* TASK TO COMPLETE *
Reproduce every entry exactly and leave its pictures out.

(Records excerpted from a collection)
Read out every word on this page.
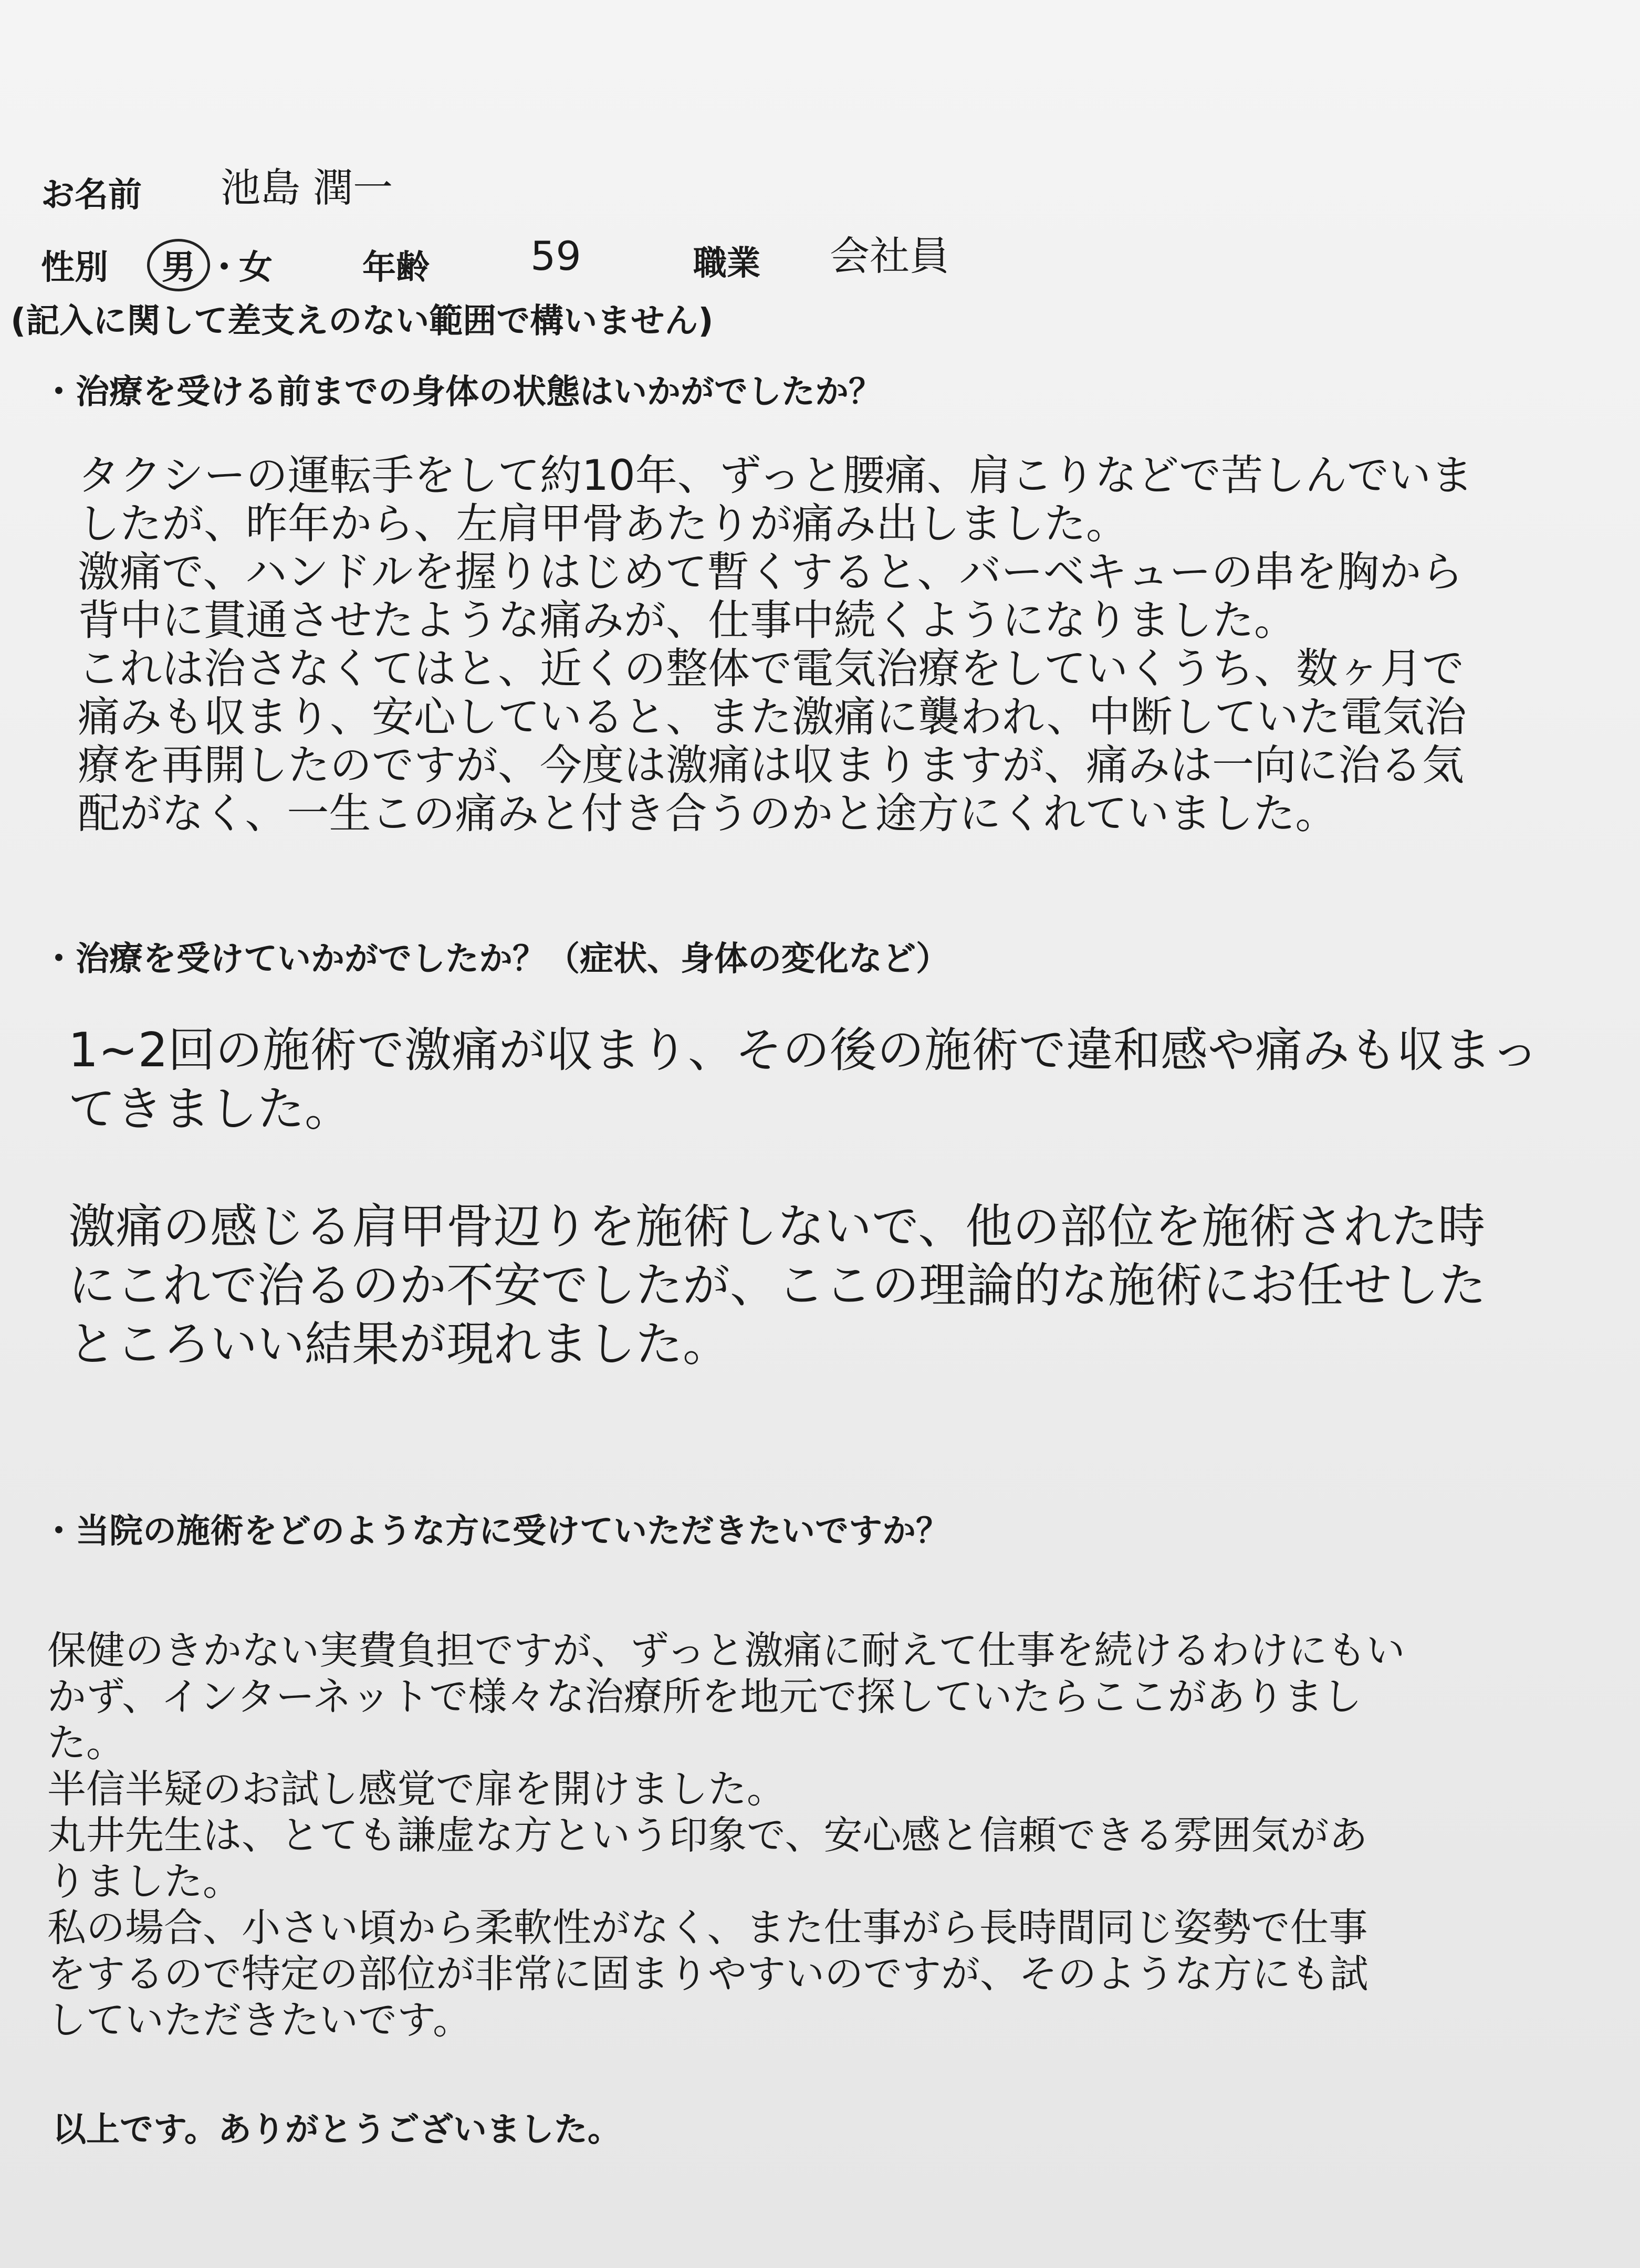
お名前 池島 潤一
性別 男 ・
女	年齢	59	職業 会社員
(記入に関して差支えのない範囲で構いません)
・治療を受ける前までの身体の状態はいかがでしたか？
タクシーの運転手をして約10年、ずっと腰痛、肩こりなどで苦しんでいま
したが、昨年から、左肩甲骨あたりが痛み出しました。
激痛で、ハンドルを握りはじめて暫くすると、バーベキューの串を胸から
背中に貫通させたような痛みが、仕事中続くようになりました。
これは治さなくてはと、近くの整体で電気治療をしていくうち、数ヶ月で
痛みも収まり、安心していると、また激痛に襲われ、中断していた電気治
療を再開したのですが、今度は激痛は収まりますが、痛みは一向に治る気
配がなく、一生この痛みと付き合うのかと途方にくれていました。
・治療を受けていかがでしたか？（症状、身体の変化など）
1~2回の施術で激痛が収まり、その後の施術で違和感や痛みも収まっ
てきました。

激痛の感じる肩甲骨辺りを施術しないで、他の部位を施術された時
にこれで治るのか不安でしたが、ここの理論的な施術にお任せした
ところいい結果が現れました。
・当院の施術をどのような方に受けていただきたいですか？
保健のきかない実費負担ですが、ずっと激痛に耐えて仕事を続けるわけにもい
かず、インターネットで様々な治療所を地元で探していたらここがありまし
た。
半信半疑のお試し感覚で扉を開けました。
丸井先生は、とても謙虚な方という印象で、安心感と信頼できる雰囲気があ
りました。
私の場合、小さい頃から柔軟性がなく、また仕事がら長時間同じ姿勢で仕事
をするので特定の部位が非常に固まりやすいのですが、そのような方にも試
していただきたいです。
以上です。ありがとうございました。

* THE OUTPUT *
Read out every word on this page.
お名前 池島 潤一
性別 男 ・
女	年齢	59	職業 会社員
(記入に関して差支えのない範囲で構いません)
・治療を受ける前までの身体の状態はいかがでしたか？
タクシーの運転手をして約10年、ずっと腰痛、肩こりなどで苦しんでいま
したが、昨年から、左肩甲骨あたりが痛み出しました。
激痛で、ハンドルを握りはじめて暫くすると、バーベキューの串を胸から
背中に貫通させたような痛みが、仕事中続くようになりました。
これは治さなくてはと、近くの整体で電気治療をしていくうち、数ヶ月で
痛みも収まり、安心していると、また激痛に襲われ、中断していた電気治
療を再開したのですが、今度は激痛は収まりますが、痛みは一向に治る気
配がなく、一生この痛みと付き合うのかと途方にくれていました。
・治療を受けていかがでしたか？（症状、身体の変化など）
1~2回の施術で激痛が収まり、その後の施術で違和感や痛みも収まっ
てきました。

激痛の感じる肩甲骨辺りを施術しないで、他の部位を施術された時
にこれで治るのか不安でしたが、ここの理論的な施術にお任せした
ところいい結果が現れました。
・当院の施術をどのような方に受けていただきたいですか？
保健のきかない実費負担ですが、ずっと激痛に耐えて仕事を続けるわけにもい
かず、インターネットで様々な治療所を地元で探していたらここがありまし
た。
半信半疑のお試し感覚で扉を開けました。
丸井先生は、とても謙虚な方という印象で、安心感と信頼できる雰囲気があ
りました。
私の場合、小さい頃から柔軟性がなく、また仕事がら長時間同じ姿勢で仕事
をするので特定の部位が非常に固まりやすいのですが、そのような方にも試
していただきたいです。
以上です。ありがとうございました。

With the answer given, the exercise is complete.